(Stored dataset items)

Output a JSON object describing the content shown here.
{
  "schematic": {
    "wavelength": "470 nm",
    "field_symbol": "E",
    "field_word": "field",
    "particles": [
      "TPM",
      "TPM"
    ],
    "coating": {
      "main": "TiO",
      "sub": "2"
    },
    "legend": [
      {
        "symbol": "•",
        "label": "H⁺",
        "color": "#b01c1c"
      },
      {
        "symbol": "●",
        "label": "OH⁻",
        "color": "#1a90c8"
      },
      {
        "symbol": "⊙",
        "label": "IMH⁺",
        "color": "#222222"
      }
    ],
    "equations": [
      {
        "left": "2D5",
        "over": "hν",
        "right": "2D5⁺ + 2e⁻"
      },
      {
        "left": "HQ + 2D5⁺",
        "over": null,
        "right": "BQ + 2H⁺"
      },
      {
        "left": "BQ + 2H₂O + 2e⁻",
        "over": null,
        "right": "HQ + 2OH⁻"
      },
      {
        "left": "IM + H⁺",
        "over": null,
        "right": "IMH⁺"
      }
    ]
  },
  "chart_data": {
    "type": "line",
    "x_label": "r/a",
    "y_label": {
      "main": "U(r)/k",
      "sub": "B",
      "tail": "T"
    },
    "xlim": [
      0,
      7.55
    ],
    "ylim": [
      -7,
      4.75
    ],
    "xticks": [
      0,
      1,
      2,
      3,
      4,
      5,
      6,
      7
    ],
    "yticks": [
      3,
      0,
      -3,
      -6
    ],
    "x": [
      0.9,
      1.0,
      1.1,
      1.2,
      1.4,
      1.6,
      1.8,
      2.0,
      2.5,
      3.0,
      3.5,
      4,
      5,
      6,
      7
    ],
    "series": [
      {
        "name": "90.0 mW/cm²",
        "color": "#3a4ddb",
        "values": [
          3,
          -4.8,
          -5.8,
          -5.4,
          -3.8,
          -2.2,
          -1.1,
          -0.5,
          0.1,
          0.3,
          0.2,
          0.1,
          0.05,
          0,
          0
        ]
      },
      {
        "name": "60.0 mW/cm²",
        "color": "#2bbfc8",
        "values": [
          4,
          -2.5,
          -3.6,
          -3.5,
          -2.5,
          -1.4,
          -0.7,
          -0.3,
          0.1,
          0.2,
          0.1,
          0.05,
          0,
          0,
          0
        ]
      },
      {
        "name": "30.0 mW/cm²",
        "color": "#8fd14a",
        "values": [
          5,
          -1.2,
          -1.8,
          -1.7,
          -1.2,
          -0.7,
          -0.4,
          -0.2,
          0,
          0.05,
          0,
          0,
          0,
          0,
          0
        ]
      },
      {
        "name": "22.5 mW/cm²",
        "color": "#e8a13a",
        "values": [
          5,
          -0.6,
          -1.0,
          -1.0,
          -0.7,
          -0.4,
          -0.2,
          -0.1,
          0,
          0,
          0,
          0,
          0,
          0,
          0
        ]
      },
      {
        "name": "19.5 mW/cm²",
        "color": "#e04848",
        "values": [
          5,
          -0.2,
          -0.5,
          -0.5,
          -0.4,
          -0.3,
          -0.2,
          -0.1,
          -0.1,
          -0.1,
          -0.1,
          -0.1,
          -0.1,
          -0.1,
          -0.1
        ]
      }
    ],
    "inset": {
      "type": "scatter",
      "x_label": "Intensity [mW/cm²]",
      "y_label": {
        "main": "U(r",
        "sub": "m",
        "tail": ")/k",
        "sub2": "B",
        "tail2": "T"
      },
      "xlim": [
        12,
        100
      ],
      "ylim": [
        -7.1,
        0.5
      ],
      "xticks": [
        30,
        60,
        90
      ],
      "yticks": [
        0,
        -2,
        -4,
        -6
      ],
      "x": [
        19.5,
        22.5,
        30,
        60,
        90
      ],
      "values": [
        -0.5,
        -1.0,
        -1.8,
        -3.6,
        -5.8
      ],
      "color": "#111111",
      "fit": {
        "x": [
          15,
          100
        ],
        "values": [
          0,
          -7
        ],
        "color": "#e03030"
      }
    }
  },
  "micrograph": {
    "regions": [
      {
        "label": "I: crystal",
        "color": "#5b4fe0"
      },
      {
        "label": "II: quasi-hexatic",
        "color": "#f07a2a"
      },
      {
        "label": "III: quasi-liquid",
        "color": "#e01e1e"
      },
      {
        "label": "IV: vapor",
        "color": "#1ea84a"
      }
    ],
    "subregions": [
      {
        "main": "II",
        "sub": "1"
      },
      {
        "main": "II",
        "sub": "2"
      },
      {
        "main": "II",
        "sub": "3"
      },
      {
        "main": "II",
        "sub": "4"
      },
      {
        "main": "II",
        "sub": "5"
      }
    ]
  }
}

• [WORK TO DO]: Write out the records above again, keeping each one identical to the original.

• [SOLUTION FOR THIS EXERCISE]:
Output a JSON object describing the content shown here.
{
  "schematic": {
    "wavelength": "470 nm",
    "field_symbol": "E",
    "field_word": "field",
    "particles": [
      "TPM",
      "TPM"
    ],
    "coating": {
      "main": "TiO",
      "sub": "2"
    },
    "legend": [
      {
        "symbol": "•",
        "label": "H⁺",
        "color": "#b01c1c"
      },
      {
        "symbol": "●",
        "label": "OH⁻",
        "color": "#1a90c8"
      },
      {
        "symbol": "⊙",
        "label": "IMH⁺",
        "color": "#222222"
      }
    ],
    "equations": [
      {
        "left": "2D5",
        "over": "hν",
        "right": "2D5⁺ + 2e⁻"
      },
      {
        "left": "HQ + 2D5⁺",
        "over": null,
        "right": "BQ + 2H⁺"
      },
      {
        "left": "BQ + 2H₂O + 2e⁻",
        "over": null,
        "right": "HQ + 2OH⁻"
      },
      {
        "left": "IM + H⁺",
        "over": null,
        "right": "IMH⁺"
      }
    ]
  },
  "chart_data": {
    "type": "line",
    "x_label": "r/a",
    "y_label": {
      "main": "U(r)/k",
      "sub": "B",
      "tail": "T"
    },
    "xlim": [
      0,
      7.55
    ],
    "ylim": [
      -7,
      4.75
    ],
    "xticks": [
      0,
      1,
      2,
      3,
      4,
      5,
      6,
      7
    ],
    "yticks": [
      3,
      0,
      -3,
      -6
    ],
    "x": [
      0.9,
      1.0,
      1.1,
      1.2,
      1.4,
      1.6,
      1.8,
      2.0,
      2.5,
      3.0,
      3.5,
      4,
      5,
      6,
      7
    ],
    "series": [
      {
        "name": "90.0 mW/cm²",
        "color": "#3a4ddb",
        "values": [
          3,
          -4.8,
          -5.8,
          -5.4,
          -3.8,
          -2.2,
          -1.1,
          -0.5,
          0.1,
          0.3,
          0.2,
          0.1,
          0.05,
          0,
          0
        ]
      },
      {
        "name": "60.0 mW/cm²",
        "color": "#2bbfc8",
        "values": [
          4,
          -2.5,
          -3.6,
          -3.5,
          -2.5,
          -1.4,
          -0.7,
          -0.3,
          0.1,
          0.2,
          0.1,
          0.05,
          0,
          0,
          0
        ]
      },
      {
        "name": "30.0 mW/cm²",
        "color": "#8fd14a",
        "values": [
          5,
          -1.2,
          -1.8,
          -1.7,
          -1.2,
          -0.7,
          -0.4,
          -0.2,
          0,
          0.05,
          0,
          0,
          0,
          0,
          0
        ]
      },
      {
        "name": "22.5 mW/cm²",
        "color": "#e8a13a",
        "values": [
          5,
          -0.6,
          -1.0,
          -1.0,
          -0.7,
          -0.4,
          -0.2,
          -0.1,
          0,
          0,
          0,
          0,
          0,
          0,
          0
        ]
      },
      {
        "name": "19.5 mW/cm²",
        "color": "#e04848",
        "values": [
          5,
          -0.2,
          -0.5,
          -0.5,
          -0.4,
          -0.3,
          -0.2,
          -0.1,
          -0.1,
          -0.1,
          -0.1,
          -0.1,
          -0.1,
          -0.1,
          -0.1
        ]
      }
    ],
    "inset": {
      "type": "scatter",
      "x_label": "Intensity [mW/cm²]",
      "y_label": {
        "main": "U(r",
        "sub": "m",
        "tail": ")/k",
        "sub2": "B",
        "tail2": "T"
      },
      "xlim": [
        12,
        100
      ],
      "ylim": [
        -7.1,
        0.5
      ],
      "xticks": [
        30,
        60,
        90
      ],
      "yticks": [
        0,
        -2,
        -4,
        -6
      ],
      "x": [
        19.5,
        22.5,
        30,
        60,
        90
      ],
      "values": [
        -0.5,
        -1.0,
        -1.8,
        -3.6,
        -5.8
      ],
      "color": "#111111",
      "fit": {
        "x": [
          15,
          100
        ],
        "values": [
          0,
          -7
        ],
        "color": "#e03030"
      }
    }
  },
  "micrograph": {
    "regions": [
      {
        "label": "I: crystal",
        "color": "#5b4fe0"
      },
      {
        "label": "II: quasi-hexatic",
        "color": "#f07a2a"
      },
      {
        "label": "III: quasi-liquid",
        "color": "#e01e1e"
      },
      {
        "label": "IV: vapor",
        "color": "#1ea84a"
      }
    ],
    "subregions": [
      {
        "main": "II",
        "sub": "1"
      },
      {
        "main": "II",
        "sub": "2"
      },
      {
        "main": "II",
        "sub": "3"
      },
      {
        "main": "II",
        "sub": "4"
      },
      {
        "main": "II",
        "sub": "5"
      }
    ]
  }
}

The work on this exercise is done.